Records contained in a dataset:
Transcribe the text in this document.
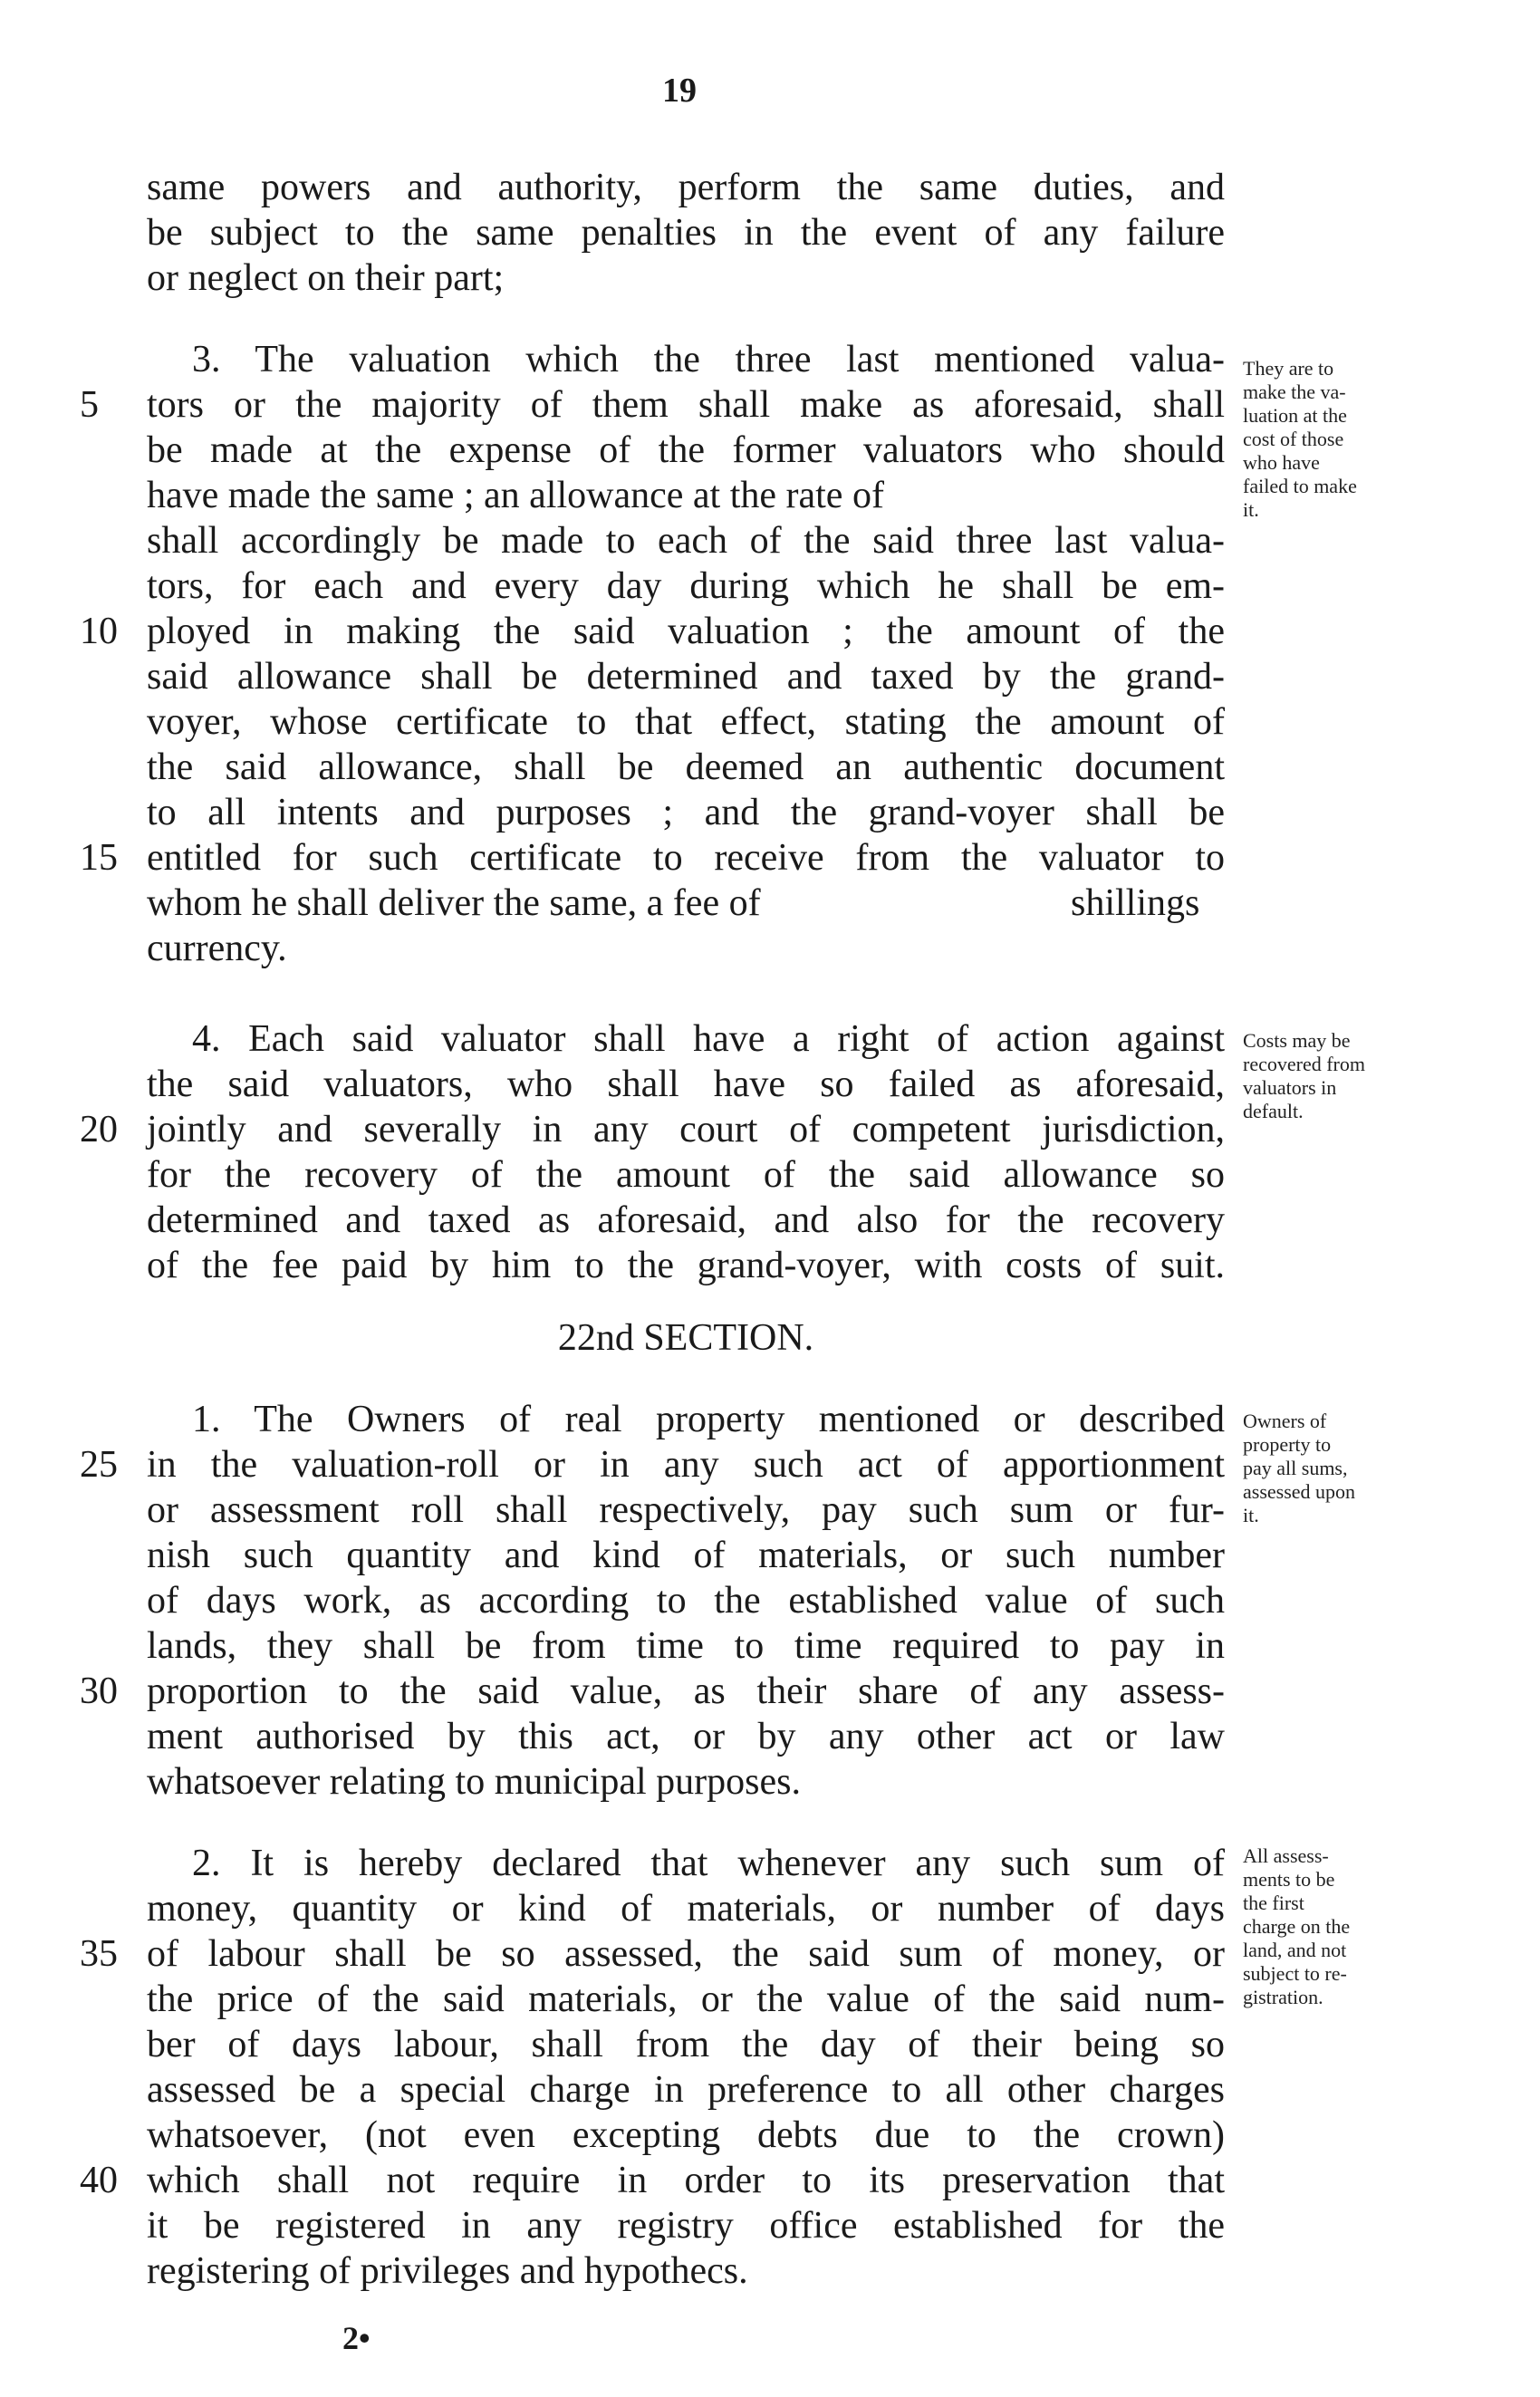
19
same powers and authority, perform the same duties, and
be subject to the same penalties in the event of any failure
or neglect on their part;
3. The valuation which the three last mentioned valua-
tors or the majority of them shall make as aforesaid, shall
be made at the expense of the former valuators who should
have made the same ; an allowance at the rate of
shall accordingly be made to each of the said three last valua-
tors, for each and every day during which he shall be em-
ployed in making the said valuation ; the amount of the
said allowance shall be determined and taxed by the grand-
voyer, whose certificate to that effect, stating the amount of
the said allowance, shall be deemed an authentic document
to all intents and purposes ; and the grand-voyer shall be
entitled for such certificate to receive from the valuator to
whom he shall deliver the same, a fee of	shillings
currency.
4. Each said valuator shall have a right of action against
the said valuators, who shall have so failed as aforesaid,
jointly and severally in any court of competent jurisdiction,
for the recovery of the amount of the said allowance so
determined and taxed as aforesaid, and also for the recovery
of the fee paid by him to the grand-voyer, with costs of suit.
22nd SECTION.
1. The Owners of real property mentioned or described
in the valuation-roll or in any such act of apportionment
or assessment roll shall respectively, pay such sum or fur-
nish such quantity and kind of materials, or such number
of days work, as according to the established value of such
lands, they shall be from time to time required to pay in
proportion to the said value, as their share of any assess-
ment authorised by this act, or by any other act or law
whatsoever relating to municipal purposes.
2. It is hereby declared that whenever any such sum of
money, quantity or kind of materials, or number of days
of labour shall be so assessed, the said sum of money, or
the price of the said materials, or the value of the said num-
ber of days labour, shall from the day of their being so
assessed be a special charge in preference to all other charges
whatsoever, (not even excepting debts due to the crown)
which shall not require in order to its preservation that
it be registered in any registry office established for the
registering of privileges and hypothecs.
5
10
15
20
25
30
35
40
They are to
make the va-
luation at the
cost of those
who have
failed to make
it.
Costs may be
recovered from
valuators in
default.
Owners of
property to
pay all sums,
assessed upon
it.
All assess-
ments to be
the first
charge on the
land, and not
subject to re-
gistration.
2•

THE TASK:
Reproduce the entries above exactly. Do not include the images.

COMPLETE ANSWER:
Transcribe the text in this document.
19
same powers and authority, perform the same duties, and
be subject to the same penalties in the event of any failure
or neglect on their part;
3. The valuation which the three last mentioned valua-
tors or the majority of them shall make as aforesaid, shall
be made at the expense of the former valuators who should
have made the same ; an allowance at the rate of
shall accordingly be made to each of the said three last valua-
tors, for each and every day during which he shall be em-
ployed in making the said valuation ; the amount of the
said allowance shall be determined and taxed by the grand-
voyer, whose certificate to that effect, stating the amount of
the said allowance, shall be deemed an authentic document
to all intents and purposes ; and the grand-voyer shall be
entitled for such certificate to receive from the valuator to
whom he shall deliver the same, a fee of	shillings
currency.
4. Each said valuator shall have a right of action against
the said valuators, who shall have so failed as aforesaid,
jointly and severally in any court of competent jurisdiction,
for the recovery of the amount of the said allowance so
determined and taxed as aforesaid, and also for the recovery
of the fee paid by him to the grand-voyer, with costs of suit.
22nd SECTION.
1. The Owners of real property mentioned or described
in the valuation-roll or in any such act of apportionment
or assessment roll shall respectively, pay such sum or fur-
nish such quantity and kind of materials, or such number
of days work, as according to the established value of such
lands, they shall be from time to time required to pay in
proportion to the said value, as their share of any assess-
ment authorised by this act, or by any other act or law
whatsoever relating to municipal purposes.
2. It is hereby declared that whenever any such sum of
money, quantity or kind of materials, or number of days
of labour shall be so assessed, the said sum of money, or
the price of the said materials, or the value of the said num-
ber of days labour, shall from the day of their being so
assessed be a special charge in preference to all other charges
whatsoever, (not even excepting debts due to the crown)
which shall not require in order to its preservation that
it be registered in any registry office established for the
registering of privileges and hypothecs.
5
10
15
20
25
30
35
40
They are to
make the va-
luation at the
cost of those
who have
failed to make
it.
Costs may be
recovered from
valuators in
default.
Owners of
property to
pay all sums,
assessed upon
it.
All assess-
ments to be
the first
charge on the
land, and not
subject to re-
gistration.
2•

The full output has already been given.